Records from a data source
━━━━━━━━
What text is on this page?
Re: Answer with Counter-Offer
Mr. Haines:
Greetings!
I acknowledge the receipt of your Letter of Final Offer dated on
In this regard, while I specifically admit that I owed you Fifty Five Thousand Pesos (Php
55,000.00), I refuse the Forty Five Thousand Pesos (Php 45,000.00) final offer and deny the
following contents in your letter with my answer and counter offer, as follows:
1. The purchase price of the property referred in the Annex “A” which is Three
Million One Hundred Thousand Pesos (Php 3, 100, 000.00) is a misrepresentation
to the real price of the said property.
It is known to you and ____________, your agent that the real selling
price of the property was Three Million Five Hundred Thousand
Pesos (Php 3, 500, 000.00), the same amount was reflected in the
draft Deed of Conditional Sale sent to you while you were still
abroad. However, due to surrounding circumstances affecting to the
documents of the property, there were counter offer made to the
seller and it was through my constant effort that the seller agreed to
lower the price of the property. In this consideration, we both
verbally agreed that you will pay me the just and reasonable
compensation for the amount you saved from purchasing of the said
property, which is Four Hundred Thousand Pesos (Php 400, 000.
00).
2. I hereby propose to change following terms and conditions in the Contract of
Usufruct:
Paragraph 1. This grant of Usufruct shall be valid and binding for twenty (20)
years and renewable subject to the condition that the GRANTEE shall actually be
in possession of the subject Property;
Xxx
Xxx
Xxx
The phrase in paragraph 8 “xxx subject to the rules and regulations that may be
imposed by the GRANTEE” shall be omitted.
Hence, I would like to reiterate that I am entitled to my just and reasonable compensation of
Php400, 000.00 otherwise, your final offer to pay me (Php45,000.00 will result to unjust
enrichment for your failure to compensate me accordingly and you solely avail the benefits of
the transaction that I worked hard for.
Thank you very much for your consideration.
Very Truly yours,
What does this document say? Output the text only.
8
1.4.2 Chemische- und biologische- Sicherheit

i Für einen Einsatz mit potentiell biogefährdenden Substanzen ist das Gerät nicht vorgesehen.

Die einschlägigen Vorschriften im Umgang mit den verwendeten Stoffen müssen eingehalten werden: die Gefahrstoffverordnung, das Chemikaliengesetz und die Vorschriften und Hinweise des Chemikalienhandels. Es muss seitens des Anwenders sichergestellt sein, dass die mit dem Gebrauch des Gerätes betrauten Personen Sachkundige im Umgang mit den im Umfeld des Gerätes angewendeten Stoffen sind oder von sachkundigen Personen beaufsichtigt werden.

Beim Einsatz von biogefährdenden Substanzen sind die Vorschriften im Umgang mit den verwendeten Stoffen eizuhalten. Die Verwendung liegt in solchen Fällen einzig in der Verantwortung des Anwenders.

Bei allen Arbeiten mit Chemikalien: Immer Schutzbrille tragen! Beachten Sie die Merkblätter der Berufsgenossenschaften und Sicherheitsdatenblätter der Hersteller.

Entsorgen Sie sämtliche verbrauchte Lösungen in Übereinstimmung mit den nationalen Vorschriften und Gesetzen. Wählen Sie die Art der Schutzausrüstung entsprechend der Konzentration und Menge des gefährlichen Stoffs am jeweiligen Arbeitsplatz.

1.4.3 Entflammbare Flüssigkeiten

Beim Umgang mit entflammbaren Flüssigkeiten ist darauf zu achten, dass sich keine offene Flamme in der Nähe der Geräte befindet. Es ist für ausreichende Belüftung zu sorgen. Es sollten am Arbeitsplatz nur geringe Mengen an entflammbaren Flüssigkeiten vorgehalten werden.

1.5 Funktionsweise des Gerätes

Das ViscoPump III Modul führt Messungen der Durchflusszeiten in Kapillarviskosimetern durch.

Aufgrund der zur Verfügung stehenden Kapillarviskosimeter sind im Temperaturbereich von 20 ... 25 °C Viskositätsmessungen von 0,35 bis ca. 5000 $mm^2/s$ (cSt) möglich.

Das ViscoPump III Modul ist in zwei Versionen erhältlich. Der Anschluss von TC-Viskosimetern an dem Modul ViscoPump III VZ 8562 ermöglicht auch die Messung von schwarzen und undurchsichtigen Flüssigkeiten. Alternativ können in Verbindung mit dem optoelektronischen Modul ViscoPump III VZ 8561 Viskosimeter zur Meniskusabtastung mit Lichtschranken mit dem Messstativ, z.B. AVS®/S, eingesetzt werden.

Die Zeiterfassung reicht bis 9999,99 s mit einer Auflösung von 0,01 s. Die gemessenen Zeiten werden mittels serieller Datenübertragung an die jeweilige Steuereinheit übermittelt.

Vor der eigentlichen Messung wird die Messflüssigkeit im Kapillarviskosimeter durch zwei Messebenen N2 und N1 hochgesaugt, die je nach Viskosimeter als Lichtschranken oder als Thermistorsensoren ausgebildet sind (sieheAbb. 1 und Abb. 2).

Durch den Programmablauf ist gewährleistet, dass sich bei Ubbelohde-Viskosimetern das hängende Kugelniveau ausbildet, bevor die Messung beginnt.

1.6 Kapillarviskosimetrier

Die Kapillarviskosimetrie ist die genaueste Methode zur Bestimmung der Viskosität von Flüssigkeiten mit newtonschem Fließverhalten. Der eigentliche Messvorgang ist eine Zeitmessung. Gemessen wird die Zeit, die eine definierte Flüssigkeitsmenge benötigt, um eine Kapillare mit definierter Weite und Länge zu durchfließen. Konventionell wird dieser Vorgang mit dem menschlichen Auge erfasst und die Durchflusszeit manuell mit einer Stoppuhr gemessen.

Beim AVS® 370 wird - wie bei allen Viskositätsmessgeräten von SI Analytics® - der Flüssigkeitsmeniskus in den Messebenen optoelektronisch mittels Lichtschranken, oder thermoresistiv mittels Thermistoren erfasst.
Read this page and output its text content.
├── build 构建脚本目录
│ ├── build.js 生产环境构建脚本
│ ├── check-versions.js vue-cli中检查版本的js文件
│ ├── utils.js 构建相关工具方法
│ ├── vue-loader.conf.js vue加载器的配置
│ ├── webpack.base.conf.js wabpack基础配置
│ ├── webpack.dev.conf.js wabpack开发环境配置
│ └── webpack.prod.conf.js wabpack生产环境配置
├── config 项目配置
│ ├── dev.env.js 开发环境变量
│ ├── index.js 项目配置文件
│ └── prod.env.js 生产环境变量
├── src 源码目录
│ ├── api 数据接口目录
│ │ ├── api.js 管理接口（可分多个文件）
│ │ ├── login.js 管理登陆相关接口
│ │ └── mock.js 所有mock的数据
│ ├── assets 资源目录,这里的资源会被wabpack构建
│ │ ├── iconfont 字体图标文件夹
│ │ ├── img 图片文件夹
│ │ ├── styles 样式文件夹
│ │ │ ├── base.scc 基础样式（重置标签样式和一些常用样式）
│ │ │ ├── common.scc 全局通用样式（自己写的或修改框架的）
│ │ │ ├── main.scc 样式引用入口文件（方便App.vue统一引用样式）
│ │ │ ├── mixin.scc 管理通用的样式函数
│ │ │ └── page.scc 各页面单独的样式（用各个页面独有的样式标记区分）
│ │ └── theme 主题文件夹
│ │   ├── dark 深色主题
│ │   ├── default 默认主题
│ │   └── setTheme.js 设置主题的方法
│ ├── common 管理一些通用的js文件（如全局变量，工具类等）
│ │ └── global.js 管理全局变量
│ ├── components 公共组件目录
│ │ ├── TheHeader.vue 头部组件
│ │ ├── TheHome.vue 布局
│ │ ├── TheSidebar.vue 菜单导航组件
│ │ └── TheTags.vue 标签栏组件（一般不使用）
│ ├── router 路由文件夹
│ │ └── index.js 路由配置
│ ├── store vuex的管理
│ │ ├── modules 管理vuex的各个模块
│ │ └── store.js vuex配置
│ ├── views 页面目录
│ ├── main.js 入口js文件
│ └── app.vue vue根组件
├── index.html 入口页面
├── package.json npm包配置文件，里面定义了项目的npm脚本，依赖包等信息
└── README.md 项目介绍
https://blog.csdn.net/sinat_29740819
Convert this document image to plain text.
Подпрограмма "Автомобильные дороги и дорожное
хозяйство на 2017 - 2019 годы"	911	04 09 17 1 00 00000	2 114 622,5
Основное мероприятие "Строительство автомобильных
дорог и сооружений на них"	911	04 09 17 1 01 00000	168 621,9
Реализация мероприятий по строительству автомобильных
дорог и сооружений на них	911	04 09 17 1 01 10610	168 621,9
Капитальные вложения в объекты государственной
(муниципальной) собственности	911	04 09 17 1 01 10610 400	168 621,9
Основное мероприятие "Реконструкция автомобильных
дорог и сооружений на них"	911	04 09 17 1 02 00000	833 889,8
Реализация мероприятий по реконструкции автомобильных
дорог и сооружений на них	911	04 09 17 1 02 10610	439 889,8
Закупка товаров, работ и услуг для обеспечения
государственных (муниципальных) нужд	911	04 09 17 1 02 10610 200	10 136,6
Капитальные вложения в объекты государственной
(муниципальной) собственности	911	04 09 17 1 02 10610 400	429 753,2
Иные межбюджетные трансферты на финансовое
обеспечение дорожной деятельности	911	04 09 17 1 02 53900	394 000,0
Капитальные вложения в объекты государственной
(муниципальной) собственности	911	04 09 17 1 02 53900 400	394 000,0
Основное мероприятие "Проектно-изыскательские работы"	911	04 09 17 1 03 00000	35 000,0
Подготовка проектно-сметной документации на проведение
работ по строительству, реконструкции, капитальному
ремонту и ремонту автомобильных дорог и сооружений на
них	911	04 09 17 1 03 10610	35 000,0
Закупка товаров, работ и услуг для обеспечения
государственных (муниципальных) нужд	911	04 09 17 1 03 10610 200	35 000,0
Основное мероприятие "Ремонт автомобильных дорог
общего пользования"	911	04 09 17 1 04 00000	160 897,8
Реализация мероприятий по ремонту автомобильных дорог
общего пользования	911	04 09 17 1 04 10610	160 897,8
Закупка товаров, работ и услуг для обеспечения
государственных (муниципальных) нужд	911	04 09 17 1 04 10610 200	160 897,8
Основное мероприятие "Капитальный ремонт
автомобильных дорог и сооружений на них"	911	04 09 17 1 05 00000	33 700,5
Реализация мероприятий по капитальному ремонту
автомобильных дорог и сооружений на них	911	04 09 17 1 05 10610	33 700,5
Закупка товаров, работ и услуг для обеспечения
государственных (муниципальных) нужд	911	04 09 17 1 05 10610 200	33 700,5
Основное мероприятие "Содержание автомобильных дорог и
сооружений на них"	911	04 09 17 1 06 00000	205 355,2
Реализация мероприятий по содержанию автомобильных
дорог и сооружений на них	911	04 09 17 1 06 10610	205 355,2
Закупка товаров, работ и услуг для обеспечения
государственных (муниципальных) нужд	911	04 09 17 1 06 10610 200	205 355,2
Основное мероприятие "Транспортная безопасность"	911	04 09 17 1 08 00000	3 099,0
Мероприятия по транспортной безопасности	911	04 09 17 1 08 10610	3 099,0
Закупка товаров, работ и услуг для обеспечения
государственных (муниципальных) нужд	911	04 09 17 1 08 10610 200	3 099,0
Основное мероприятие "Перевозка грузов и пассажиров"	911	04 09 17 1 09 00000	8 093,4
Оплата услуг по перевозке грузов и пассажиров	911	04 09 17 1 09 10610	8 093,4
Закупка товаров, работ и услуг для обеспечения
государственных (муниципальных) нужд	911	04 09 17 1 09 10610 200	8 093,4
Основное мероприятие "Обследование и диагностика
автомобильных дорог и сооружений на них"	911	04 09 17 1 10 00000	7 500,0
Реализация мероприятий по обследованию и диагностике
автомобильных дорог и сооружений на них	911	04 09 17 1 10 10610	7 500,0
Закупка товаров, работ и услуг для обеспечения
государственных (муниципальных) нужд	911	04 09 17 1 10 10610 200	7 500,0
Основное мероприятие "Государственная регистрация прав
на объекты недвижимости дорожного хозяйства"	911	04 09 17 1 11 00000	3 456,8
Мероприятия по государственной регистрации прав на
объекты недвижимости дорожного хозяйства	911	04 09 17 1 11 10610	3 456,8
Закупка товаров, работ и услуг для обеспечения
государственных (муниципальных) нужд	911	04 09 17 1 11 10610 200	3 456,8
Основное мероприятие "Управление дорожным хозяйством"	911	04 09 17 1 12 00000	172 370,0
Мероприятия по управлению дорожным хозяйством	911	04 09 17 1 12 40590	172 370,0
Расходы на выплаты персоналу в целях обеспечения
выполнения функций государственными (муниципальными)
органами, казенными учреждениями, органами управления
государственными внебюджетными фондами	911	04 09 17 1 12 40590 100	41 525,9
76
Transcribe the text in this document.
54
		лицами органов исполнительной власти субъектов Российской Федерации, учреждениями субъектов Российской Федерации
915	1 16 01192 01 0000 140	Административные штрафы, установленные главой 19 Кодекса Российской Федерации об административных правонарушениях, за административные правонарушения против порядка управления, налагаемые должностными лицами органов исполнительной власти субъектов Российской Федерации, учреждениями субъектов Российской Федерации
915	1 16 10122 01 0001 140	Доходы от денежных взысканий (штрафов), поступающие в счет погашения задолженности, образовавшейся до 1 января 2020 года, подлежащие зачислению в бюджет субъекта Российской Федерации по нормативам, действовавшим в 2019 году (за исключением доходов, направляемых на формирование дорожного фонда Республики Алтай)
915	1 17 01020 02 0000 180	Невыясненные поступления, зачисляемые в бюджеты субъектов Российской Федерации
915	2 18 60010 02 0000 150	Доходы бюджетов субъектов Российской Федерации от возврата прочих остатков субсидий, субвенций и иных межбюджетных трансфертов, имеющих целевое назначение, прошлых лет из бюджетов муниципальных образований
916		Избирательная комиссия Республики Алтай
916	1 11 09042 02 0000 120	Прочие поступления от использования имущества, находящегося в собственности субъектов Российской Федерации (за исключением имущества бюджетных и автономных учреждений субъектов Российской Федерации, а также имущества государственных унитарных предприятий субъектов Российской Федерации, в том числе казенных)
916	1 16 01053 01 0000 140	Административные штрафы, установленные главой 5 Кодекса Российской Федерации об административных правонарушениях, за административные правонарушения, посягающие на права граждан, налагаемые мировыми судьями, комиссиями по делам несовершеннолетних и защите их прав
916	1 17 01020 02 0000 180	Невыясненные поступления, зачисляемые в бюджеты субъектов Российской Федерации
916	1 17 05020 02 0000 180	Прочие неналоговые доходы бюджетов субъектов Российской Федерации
━━━━━━━━
Required work: Find all lines holding the string "хозяйством" and copy them.

Task answer:
Основное мероприятие "Управление дорожным хозяйством"	911	04 09 17 1 12 00000	172 370,0
Мероприятия по управлению дорожным хозяйством	911	04 09 17 1 12 40590	172 370,0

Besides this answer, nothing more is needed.